WHAT NEEDS TO BE DONE: Every line of the records below should be restated exactly.

Collected data entries
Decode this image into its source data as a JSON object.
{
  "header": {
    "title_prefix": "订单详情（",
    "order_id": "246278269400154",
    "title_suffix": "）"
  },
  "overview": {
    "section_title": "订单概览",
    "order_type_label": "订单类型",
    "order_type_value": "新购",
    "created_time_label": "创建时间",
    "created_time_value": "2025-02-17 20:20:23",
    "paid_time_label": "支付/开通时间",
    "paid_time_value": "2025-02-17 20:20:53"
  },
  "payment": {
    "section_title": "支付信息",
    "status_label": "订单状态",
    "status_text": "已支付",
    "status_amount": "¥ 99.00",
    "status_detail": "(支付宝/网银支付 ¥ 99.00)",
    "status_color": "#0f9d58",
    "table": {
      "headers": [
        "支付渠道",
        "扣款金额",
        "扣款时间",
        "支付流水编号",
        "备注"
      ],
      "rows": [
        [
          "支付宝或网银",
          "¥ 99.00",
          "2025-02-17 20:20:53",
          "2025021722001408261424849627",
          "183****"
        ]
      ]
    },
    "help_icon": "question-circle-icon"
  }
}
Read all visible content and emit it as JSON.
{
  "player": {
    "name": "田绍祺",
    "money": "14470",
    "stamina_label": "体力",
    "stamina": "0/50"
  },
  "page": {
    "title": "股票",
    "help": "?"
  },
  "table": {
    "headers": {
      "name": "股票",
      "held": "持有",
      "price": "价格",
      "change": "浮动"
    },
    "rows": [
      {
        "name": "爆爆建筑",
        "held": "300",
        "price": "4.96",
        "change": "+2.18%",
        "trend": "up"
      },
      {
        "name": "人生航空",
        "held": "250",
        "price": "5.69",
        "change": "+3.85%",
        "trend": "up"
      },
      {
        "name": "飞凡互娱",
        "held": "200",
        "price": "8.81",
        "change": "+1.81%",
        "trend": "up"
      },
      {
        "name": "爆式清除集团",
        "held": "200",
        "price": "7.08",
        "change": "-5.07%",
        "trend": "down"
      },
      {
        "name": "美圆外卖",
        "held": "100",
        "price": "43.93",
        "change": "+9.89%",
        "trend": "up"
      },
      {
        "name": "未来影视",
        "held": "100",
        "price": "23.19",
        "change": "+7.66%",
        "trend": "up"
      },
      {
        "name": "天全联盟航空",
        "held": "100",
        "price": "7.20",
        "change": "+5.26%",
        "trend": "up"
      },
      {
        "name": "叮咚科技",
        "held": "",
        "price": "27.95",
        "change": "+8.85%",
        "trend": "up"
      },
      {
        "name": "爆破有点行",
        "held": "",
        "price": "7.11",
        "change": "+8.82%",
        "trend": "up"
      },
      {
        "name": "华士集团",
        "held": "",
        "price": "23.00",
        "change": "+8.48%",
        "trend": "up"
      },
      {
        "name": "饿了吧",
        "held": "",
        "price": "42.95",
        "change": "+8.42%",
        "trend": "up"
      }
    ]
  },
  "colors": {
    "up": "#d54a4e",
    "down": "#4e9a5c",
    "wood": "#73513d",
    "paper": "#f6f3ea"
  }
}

OUTPUT OF THE EXERCISE:
Decode this image into its source data as a JSON object.
{
  "header": {
    "title_prefix": "订单详情（",
    "order_id": "246278269400154",
    "title_suffix": "）"
  },
  "overview": {
    "section_title": "订单概览",
    "order_type_label": "订单类型",
    "order_type_value": "新购",
    "created_time_label": "创建时间",
    "created_time_value": "2025-02-17 20:20:23",
    "paid_time_label": "支付/开通时间",
    "paid_time_value": "2025-02-17 20:20:53"
  },
  "payment": {
    "section_title": "支付信息",
    "status_label": "订单状态",
    "status_text": "已支付",
    "status_amount": "¥ 99.00",
    "status_detail": "(支付宝/网银支付 ¥ 99.00)",
    "status_color": "#0f9d58",
    "table": {
      "headers": [
        "支付渠道",
        "扣款金额",
        "扣款时间",
        "支付流水编号",
        "备注"
      ],
      "rows": [
        [
          "支付宝或网银",
          "¥ 99.00",
          "2025-02-17 20:20:53",
          "2025021722001408261424849627",
          "183****"
        ]
      ]
    },
    "help_icon": "question-circle-icon"
  }
}
Read all visible content and emit it as JSON.
{
  "player": {
    "name": "田绍祺",
    "money": "14470",
    "stamina_label": "体力",
    "stamina": "0/50"
  },
  "page": {
    "title": "股票",
    "help": "?"
  },
  "table": {
    "headers": {
      "name": "股票",
      "held": "持有",
      "price": "价格",
      "change": "浮动"
    },
    "rows": [
      {
        "name": "爆爆建筑",
        "held": "300",
        "price": "4.96",
        "change": "+2.18%",
        "trend": "up"
      },
      {
        "name": "人生航空",
        "held": "250",
        "price": "5.69",
        "change": "+3.85%",
        "trend": "up"
      },
      {
        "name": "飞凡互娱",
        "held": "200",
        "price": "8.81",
        "change": "+1.81%",
        "trend": "up"
      },
      {
        "name": "爆式清除集团",
        "held": "200",
        "price": "7.08",
        "change": "-5.07%",
        "trend": "down"
      },
      {
        "name": "美圆外卖",
        "held": "100",
        "price": "43.93",
        "change": "+9.89%",
        "trend": "up"
      },
      {
        "name": "未来影视",
        "held": "100",
        "price": "23.19",
        "change": "+7.66%",
        "trend": "up"
      },
      {
        "name": "天全联盟航空",
        "held": "100",
        "price": "7.20",
        "change": "+5.26%",
        "trend": "up"
      },
      {
        "name": "叮咚科技",
        "held": "",
        "price": "27.95",
        "change": "+8.85%",
        "trend": "up"
      },
      {
        "name": "爆破有点行",
        "held": "",
        "price": "7.11",
        "change": "+8.82%",
        "trend": "up"
      },
      {
        "name": "华士集团",
        "held": "",
        "price": "23.00",
        "change": "+8.48%",
        "trend": "up"
      },
      {
        "name": "饿了吧",
        "held": "",
        "price": "42.95",
        "change": "+8.42%",
        "trend": "up"
      }
    ]
  },
  "colors": {
    "up": "#d54a4e",
    "down": "#4e9a5c",
    "wood": "#73513d",
    "paper": "#f6f3ea"
  }
}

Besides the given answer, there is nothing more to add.